-- begin --
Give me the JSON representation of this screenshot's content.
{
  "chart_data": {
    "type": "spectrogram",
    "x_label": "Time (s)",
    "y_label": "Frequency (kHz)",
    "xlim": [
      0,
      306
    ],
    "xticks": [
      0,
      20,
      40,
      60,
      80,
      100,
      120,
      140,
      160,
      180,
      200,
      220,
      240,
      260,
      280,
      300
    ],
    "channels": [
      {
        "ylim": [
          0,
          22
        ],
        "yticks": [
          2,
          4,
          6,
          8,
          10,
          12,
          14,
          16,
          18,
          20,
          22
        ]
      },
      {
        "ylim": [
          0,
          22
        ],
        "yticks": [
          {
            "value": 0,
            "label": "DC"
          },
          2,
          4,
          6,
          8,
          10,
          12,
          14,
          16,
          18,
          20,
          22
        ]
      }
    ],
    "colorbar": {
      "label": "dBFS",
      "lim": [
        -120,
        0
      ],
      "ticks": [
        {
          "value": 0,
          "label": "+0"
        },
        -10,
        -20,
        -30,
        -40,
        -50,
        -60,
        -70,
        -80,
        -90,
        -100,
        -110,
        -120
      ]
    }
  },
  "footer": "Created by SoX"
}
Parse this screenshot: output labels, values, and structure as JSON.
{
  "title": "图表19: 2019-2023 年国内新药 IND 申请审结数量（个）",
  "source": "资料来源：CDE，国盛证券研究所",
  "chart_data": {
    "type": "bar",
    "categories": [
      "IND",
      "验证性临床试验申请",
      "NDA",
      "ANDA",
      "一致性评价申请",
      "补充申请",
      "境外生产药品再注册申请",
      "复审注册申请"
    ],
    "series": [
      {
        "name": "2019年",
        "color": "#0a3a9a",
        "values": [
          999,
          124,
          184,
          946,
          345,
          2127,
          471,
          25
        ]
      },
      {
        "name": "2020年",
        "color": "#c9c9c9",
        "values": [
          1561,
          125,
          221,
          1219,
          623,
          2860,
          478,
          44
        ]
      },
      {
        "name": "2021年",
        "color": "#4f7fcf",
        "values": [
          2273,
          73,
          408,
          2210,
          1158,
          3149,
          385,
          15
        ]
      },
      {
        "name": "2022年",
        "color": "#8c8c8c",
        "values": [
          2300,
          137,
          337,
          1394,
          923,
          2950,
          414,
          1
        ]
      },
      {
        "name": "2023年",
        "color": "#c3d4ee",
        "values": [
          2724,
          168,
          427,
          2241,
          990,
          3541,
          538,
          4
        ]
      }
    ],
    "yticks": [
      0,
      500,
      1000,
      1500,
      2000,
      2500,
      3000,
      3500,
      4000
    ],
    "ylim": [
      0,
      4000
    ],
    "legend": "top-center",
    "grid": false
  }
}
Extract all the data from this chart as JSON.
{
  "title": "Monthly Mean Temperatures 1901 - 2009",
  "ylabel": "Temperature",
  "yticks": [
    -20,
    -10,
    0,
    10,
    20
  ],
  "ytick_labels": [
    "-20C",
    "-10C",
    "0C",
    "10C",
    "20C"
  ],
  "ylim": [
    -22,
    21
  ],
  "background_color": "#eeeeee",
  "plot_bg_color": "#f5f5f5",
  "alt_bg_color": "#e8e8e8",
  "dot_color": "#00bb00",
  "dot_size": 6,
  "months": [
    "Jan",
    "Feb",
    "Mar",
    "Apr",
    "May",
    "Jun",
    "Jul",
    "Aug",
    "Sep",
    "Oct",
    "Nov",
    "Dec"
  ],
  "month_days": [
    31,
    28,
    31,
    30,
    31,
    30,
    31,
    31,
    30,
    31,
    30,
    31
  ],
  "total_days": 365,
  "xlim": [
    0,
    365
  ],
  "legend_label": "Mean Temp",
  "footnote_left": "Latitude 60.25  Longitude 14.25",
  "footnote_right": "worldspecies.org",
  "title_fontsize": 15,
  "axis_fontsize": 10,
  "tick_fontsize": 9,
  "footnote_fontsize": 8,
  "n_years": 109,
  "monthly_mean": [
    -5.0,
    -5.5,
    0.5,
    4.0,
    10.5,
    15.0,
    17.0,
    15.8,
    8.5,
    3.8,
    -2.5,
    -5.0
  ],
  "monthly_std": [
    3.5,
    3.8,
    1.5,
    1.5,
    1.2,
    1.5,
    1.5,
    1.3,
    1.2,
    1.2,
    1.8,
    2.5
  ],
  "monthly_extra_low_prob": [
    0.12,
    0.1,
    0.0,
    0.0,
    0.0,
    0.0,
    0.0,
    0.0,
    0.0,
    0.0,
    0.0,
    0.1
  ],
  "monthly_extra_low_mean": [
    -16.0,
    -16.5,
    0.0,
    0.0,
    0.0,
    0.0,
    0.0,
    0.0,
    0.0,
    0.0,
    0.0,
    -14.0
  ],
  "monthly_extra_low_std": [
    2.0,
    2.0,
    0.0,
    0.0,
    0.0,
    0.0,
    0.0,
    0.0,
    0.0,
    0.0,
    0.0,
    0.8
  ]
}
-- end --
### Your objective
Retype only the lines running from the line with "Extract all the data from this chart as JSON." to the end of the listing, including both of those lines.

### Solution to the problem
Extract all the data from this chart as JSON.
{
  "title": "Monthly Mean Temperatures 1901 - 2009",
  "ylabel": "Temperature",
  "yticks": [
    -20,
    -10,
    0,
    10,
    20
  ],
  "ytick_labels": [
    "-20C",
    "-10C",
    "0C",
    "10C",
    "20C"
  ],
  "ylim": [
    -22,
    21
  ],
  "background_color": "#eeeeee",
  "plot_bg_color": "#f5f5f5",
  "alt_bg_color": "#e8e8e8",
  "dot_color": "#00bb00",
  "dot_size": 6,
  "months": [
    "Jan",
    "Feb",
    "Mar",
    "Apr",
    "May",
    "Jun",
    "Jul",
    "Aug",
    "Sep",
    "Oct",
    "Nov",
    "Dec"
  ],
  "month_days": [
    31,
    28,
    31,
    30,
    31,
    30,
    31,
    31,
    30,
    31,
    30,
    31
  ],
  "total_days": 365,
  "xlim": [
    0,
    365
  ],
  "legend_label": "Mean Temp",
  "footnote_left": "Latitude 60.25  Longitude 14.25",
  "footnote_right": "worldspecies.org",
  "title_fontsize": 15,
  "axis_fontsize": 10,
  "tick_fontsize": 9,
  "footnote_fontsize": 8,
  "n_years": 109,
  "monthly_mean": [
    -5.0,
    -5.5,
    0.5,
    4.0,
    10.5,
    15.0,
    17.0,
    15.8,
    8.5,
    3.8,
    -2.5,
    -5.0
  ],
  "monthly_std": [
    3.5,
    3.8,
    1.5,
    1.5,
    1.2,
    1.5,
    1.5,
    1.3,
    1.2,
    1.2,
    1.8,
    2.5
  ],
  "monthly_extra_low_prob": [
    0.12,
    0.1,
    0.0,
    0.0,
    0.0,
    0.0,
    0.0,
    0.0,
    0.0,
    0.0,
    0.0,
    0.1
  ],
  "monthly_extra_low_mean": [
    -16.0,
    -16.5,
    0.0,
    0.0,
    0.0,
    0.0,
    0.0,
    0.0,
    0.0,
    0.0,
    0.0,
    -14.0
  ],
  "monthly_extra_low_std": [
    2.0,
    2.0,
    0.0,
    0.0,
    0.0,
    0.0,
    0.0,
    0.0,
    0.0,
    0.0,
    0.0,
    0.8
  ]
}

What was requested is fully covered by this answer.